(Data entries for graphics)

————————

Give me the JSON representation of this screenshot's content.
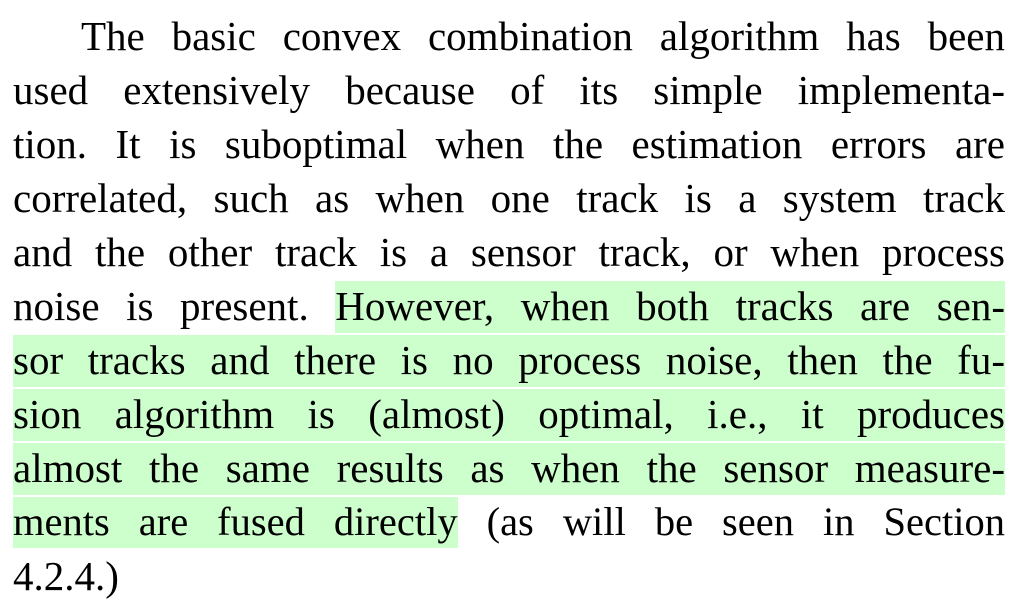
{
  "paragraph": {
    "lines": [
      {
        "plain_before": "The basic convex combination algorithm has been",
        "highlight": "",
        "plain_after": ""
      },
      {
        "plain_before": "used extensively because of its simple implementa-",
        "highlight": "",
        "plain_after": ""
      },
      {
        "plain_before": "tion. It is suboptimal when the estimation errors are",
        "highlight": "",
        "plain_after": ""
      },
      {
        "plain_before": "correlated, such as when one track is a system track",
        "highlight": "",
        "plain_after": ""
      },
      {
        "plain_before": "and the other track is a sensor track, or when process",
        "highlight": "",
        "plain_after": ""
      },
      {
        "plain_before": "noise is present. ",
        "highlight": "However, when both tracks are sen-",
        "plain_after": ""
      },
      {
        "plain_before": "",
        "highlight": "sor tracks and there is no process noise, then the fu-",
        "plain_after": ""
      },
      {
        "plain_before": "",
        "highlight": "sion algorithm is (almost) optimal, i.e., it produces",
        "plain_after": ""
      },
      {
        "plain_before": "",
        "highlight": "almost the same results as when the sensor measure-",
        "plain_after": ""
      },
      {
        "plain_before": "",
        "highlight": "ments are fused directly",
        "plain_after": " (as will be seen in Section"
      },
      {
        "plain_before": "4.2.4.)",
        "highlight": "",
        "plain_after": ""
      }
    ]
  },
  "colors": {
    "text": "#000000",
    "highlight": "#ccffcc",
    "background": "#ffffff"
  }
}
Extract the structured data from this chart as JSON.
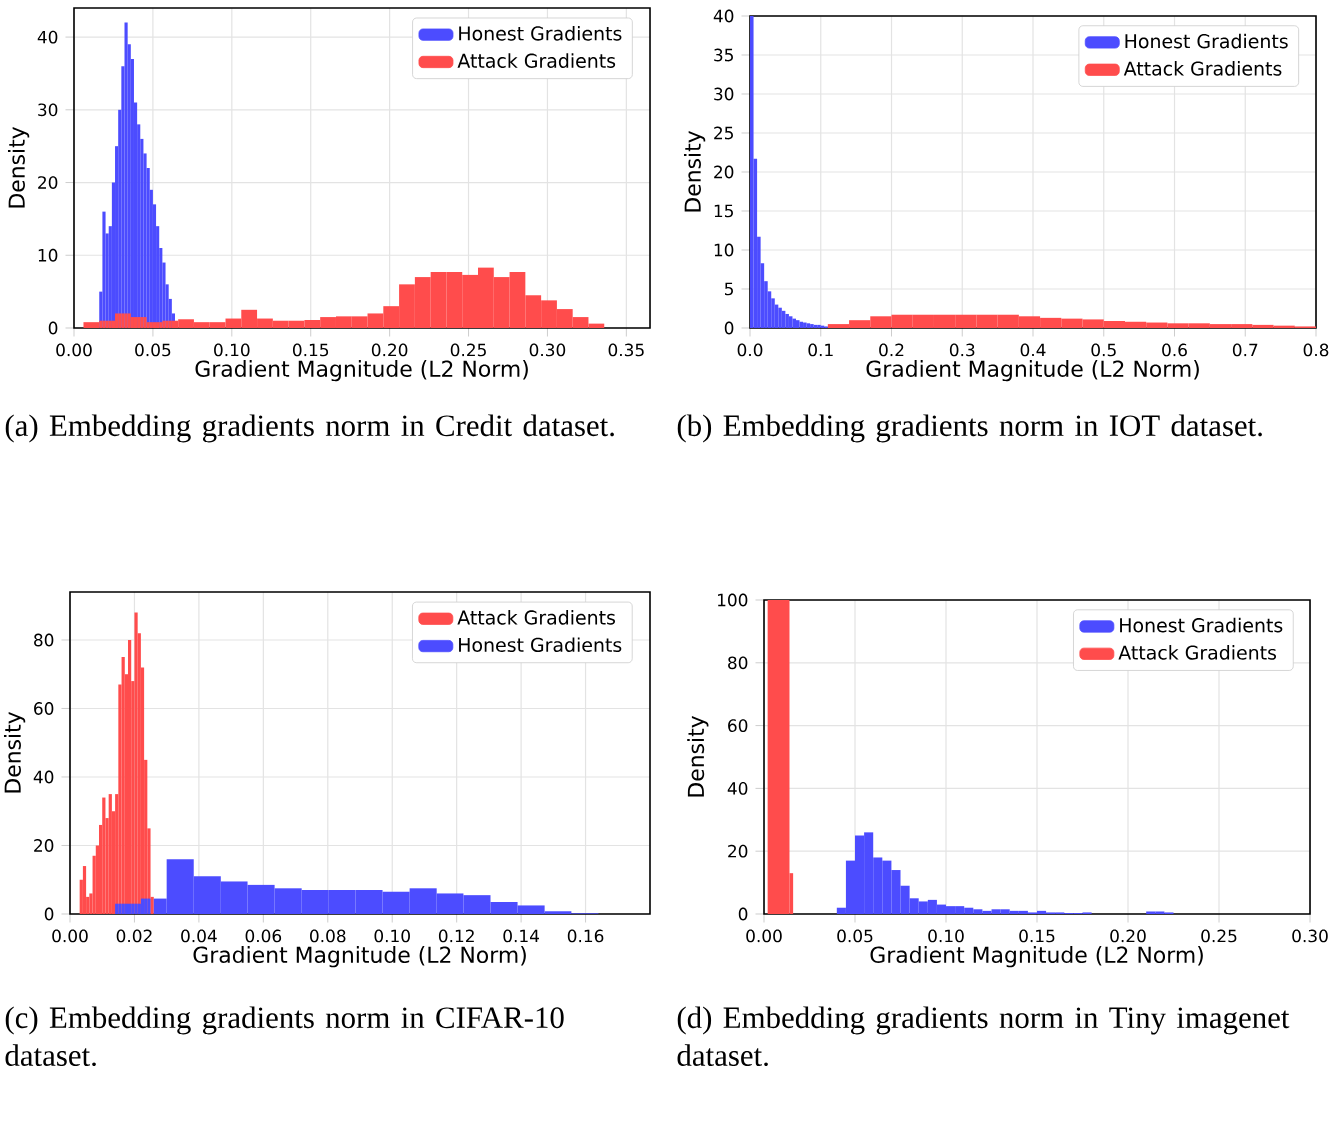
{
  "chart_data": [
    {
      "type": "histogram",
      "xlabel": "Gradient Magnitude (L2 Norm)",
      "ylabel": "Density",
      "xlim": [
        0,
        0.365
      ],
      "ylim": [
        0,
        44
      ],
      "xticks": [
        {
          "value": 0,
          "label": "0.00"
        },
        {
          "value": 0.05,
          "label": "0.05"
        },
        {
          "value": 0.1,
          "label": "0.10"
        },
        {
          "value": 0.15,
          "label": "0.15"
        },
        {
          "value": 0.2,
          "label": "0.20"
        },
        {
          "value": 0.25,
          "label": "0.25"
        },
        {
          "value": 0.3,
          "label": "0.30"
        },
        {
          "value": 0.35,
          "label": "0.35"
        }
      ],
      "yticks": [
        0,
        10,
        20,
        30,
        40
      ],
      "grid": true,
      "legend": "top right",
      "annotations": [
        "(a) Embedding gradients norm in Credit dataset."
      ],
      "bins": [
        0.006,
        0.016,
        0.018,
        0.02,
        0.022,
        0.024,
        0.026,
        0.028,
        0.03,
        0.032,
        0.034,
        0.036,
        0.038,
        0.04,
        0.042,
        0.044,
        0.046,
        0.048,
        0.05,
        0.052,
        0.054,
        0.056,
        0.058,
        0.06,
        0.062,
        0.064,
        0.066,
        0.076,
        0.086,
        0.096,
        0.106,
        0.116,
        0.126,
        0.136,
        0.146,
        0.156,
        0.166,
        0.176,
        0.186,
        0.196,
        0.206,
        0.216,
        0.226,
        0.236,
        0.246,
        0.256,
        0.266,
        0.276,
        0.286,
        0.296,
        0.306,
        0.316,
        0.326,
        0.336
      ],
      "series": [
        {
          "name": "Honest Gradients",
          "color": "#4c4cff",
          "values": [
            null,
            5,
            16,
            13,
            14,
            20,
            25,
            30,
            36,
            42,
            39,
            37,
            31,
            28,
            26,
            24,
            22,
            19,
            17,
            14,
            11,
            9,
            6,
            4,
            2,
            null,
            null,
            null,
            null,
            null,
            null,
            null,
            null,
            null,
            null,
            null,
            null,
            null,
            null,
            null,
            null,
            null,
            null,
            null,
            null,
            null,
            null,
            null,
            null,
            null,
            null,
            null,
            null
          ]
        },
        {
          "name": "Attack Gradients",
          "color": "#ff4c4c",
          "values": [
            0.8,
            1,
            1,
            1,
            1,
            1,
            2,
            2,
            2,
            2,
            2,
            1.5,
            1.5,
            1.5,
            1.5,
            1.5,
            0.8,
            0.8,
            0.8,
            0.8,
            0.8,
            1,
            1,
            1,
            1,
            1,
            1.2,
            0.8,
            0.8,
            1.3,
            2.5,
            1.3,
            1,
            1,
            1.1,
            1.5,
            1.6,
            1.6,
            2,
            3,
            6,
            7,
            7.7,
            7.7,
            7.3,
            8.3,
            7,
            7.7,
            4.5,
            3.8,
            2.6,
            1.5,
            0.6
          ]
        }
      ]
    },
    {
      "type": "histogram",
      "xlabel": "Gradient Magnitude (L2 Norm)",
      "ylabel": "Density",
      "xlim": [
        0,
        0.8
      ],
      "ylim": [
        0,
        40
      ],
      "xticks": [
        {
          "value": 0,
          "label": "0.0"
        },
        {
          "value": 0.1,
          "label": "0.1"
        },
        {
          "value": 0.2,
          "label": "0.2"
        },
        {
          "value": 0.3,
          "label": "0.3"
        },
        {
          "value": 0.4,
          "label": "0.4"
        },
        {
          "value": 0.5,
          "label": "0.5"
        },
        {
          "value": 0.6,
          "label": "0.6"
        },
        {
          "value": 0.7,
          "label": "0.7"
        },
        {
          "value": 0.8,
          "label": "0.8"
        }
      ],
      "yticks": [
        0,
        5,
        10,
        15,
        20,
        25,
        30,
        35,
        40
      ],
      "grid": true,
      "legend": "top right",
      "annotations": [
        "(b) Embedding gradients norm in IOT dataset."
      ],
      "bins": [
        0,
        0.005,
        0.01,
        0.015,
        0.02,
        0.025,
        0.03,
        0.035,
        0.04,
        0.045,
        0.05,
        0.055,
        0.06,
        0.065,
        0.07,
        0.075,
        0.08,
        0.085,
        0.09,
        0.095,
        0.1,
        0.105,
        0.11,
        0.14,
        0.17,
        0.2,
        0.23,
        0.26,
        0.29,
        0.32,
        0.35,
        0.38,
        0.41,
        0.44,
        0.47,
        0.5,
        0.53,
        0.56,
        0.59,
        0.62,
        0.65,
        0.68,
        0.71,
        0.74,
        0.77,
        0.8
      ],
      "series": [
        {
          "name": "Honest Gradients",
          "color": "#4c4cff",
          "values": [
            40,
            21.7,
            11.7,
            8.3,
            6,
            4.7,
            3.8,
            3,
            2.6,
            2.2,
            1.8,
            1.5,
            1.2,
            1,
            0.8,
            0.7,
            0.6,
            0.5,
            0.4,
            0.4,
            0.3,
            0.2,
            null,
            null,
            null,
            null,
            null,
            null,
            null,
            null,
            null,
            null,
            null,
            null,
            null,
            null,
            null,
            null,
            null,
            null,
            null,
            null,
            null,
            null,
            null
          ]
        },
        {
          "name": "Attack Gradients",
          "color": "#ff4c4c",
          "values": [
            null,
            null,
            null,
            null,
            null,
            null,
            null,
            null,
            null,
            null,
            null,
            null,
            null,
            null,
            null,
            null,
            null,
            null,
            null,
            null,
            null,
            null,
            0.5,
            1,
            1.5,
            1.7,
            1.7,
            1.7,
            1.7,
            1.7,
            1.7,
            1.5,
            1.3,
            1.2,
            1.1,
            0.9,
            0.8,
            0.7,
            0.6,
            0.6,
            0.5,
            0.5,
            0.4,
            0.3,
            0.2
          ]
        }
      ]
    },
    {
      "type": "histogram",
      "xlabel": "Gradient Magnitude (L2 Norm)",
      "ylabel": "Density",
      "xlim": [
        0,
        0.18
      ],
      "ylim": [
        0,
        94
      ],
      "xticks": [
        {
          "value": 0,
          "label": "0.00"
        },
        {
          "value": 0.02,
          "label": "0.02"
        },
        {
          "value": 0.04,
          "label": "0.04"
        },
        {
          "value": 0.06,
          "label": "0.06"
        },
        {
          "value": 0.08,
          "label": "0.08"
        },
        {
          "value": 0.1,
          "label": "0.10"
        },
        {
          "value": 0.12,
          "label": "0.12"
        },
        {
          "value": 0.14,
          "label": "0.14"
        },
        {
          "value": 0.16,
          "label": "0.16"
        }
      ],
      "yticks": [
        0,
        20,
        40,
        60,
        80
      ],
      "grid": true,
      "legend": "top right",
      "annotations": [
        "(c) Embedding gradients norm in CIFAR-10 dataset."
      ],
      "bins": [
        0.003,
        0.004,
        0.005,
        0.006,
        0.007,
        0.008,
        0.009,
        0.01,
        0.011,
        0.012,
        0.013,
        0.014,
        0.015,
        0.016,
        0.017,
        0.018,
        0.019,
        0.02,
        0.021,
        0.022,
        0.023,
        0.024,
        0.025,
        0.026,
        0.03,
        0.0384,
        0.0468,
        0.0551,
        0.0635,
        0.0719,
        0.0803,
        0.0886,
        0.097,
        0.1054,
        0.1138,
        0.1221,
        0.1305,
        0.1389,
        0.1473,
        0.1556,
        0.164
      ],
      "series": [
        {
          "name": "Attack Gradients",
          "color": "#ff4c4c",
          "values": [
            10,
            14,
            5,
            6,
            17,
            20,
            26,
            34,
            28,
            35,
            30,
            35,
            67,
            75,
            70,
            80,
            68,
            88,
            82,
            72,
            45,
            25,
            5,
            null,
            null,
            null,
            null,
            null,
            null,
            null,
            null,
            null,
            null,
            null,
            null,
            null,
            null,
            null,
            null,
            null
          ]
        },
        {
          "name": "Honest Gradients",
          "color": "#4c4cff",
          "values": [
            null,
            null,
            null,
            null,
            null,
            null,
            null,
            null,
            null,
            null,
            null,
            3,
            3,
            3,
            3,
            3,
            3,
            3,
            3,
            4.5,
            4.5,
            4.5,
            null,
            4.5,
            16,
            11,
            9.5,
            8.5,
            7.5,
            7,
            7,
            7,
            6.5,
            7.5,
            6,
            5.5,
            3.5,
            2.5,
            0.8,
            0.2
          ]
        }
      ]
    },
    {
      "type": "histogram",
      "xlabel": "Gradient Magnitude (L2 Norm)",
      "ylabel": "Density",
      "xlim": [
        0,
        0.3
      ],
      "ylim": [
        0,
        100
      ],
      "xticks": [
        {
          "value": 0,
          "label": "0.00"
        },
        {
          "value": 0.05,
          "label": "0.05"
        },
        {
          "value": 0.1,
          "label": "0.10"
        },
        {
          "value": 0.15,
          "label": "0.15"
        },
        {
          "value": 0.2,
          "label": "0.20"
        },
        {
          "value": 0.25,
          "label": "0.25"
        },
        {
          "value": 0.3,
          "label": "0.30"
        }
      ],
      "yticks": [
        0,
        20,
        40,
        60,
        80,
        100
      ],
      "grid": true,
      "legend": "top right",
      "annotations": [
        "(d) Embedding gradients norm in Tiny imagenet dataset."
      ],
      "bins": [
        0.002,
        0.014,
        0.016,
        0.04,
        0.045,
        0.05,
        0.055,
        0.06,
        0.065,
        0.07,
        0.075,
        0.08,
        0.085,
        0.09,
        0.095,
        0.1,
        0.105,
        0.11,
        0.115,
        0.12,
        0.125,
        0.13,
        0.135,
        0.14,
        0.145,
        0.15,
        0.155,
        0.16,
        0.165,
        0.17,
        0.175,
        0.18,
        0.21,
        0.215,
        0.22,
        0.225
      ],
      "series": [
        {
          "name": "Honest Gradients",
          "color": "#4c4cff",
          "values": [
            null,
            null,
            null,
            2,
            17,
            25,
            26,
            18,
            17,
            14,
            9,
            5,
            4,
            4.5,
            3,
            2.5,
            2.5,
            2,
            1.5,
            1,
            1.5,
            1.5,
            1,
            1,
            0.5,
            1,
            0.5,
            0.5,
            0.3,
            0.3,
            0.5,
            null,
            0.8,
            0.8,
            0.5
          ]
        },
        {
          "name": "Attack Gradients",
          "color": "#ff4c4c",
          "values": [
            100,
            13,
            null,
            null,
            null,
            null,
            null,
            null,
            null,
            null,
            null,
            null,
            null,
            null,
            null,
            null,
            null,
            null,
            null,
            null,
            null,
            null,
            null,
            null,
            null,
            null,
            null,
            null,
            null,
            null,
            null,
            null,
            null,
            null,
            null
          ]
        }
      ]
    }
  ]
}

————————

[Requirements] Where a line holds the string "dataset", copy that line.

[Exercise result]
        "(a) Embedding gradients norm in Credit dataset."
        "(b) Embedding gradients norm in IOT dataset."
        "(c) Embedding gradients norm in CIFAR-10 dataset."
        "(d) Embedding gradients norm in Tiny imagenet dataset."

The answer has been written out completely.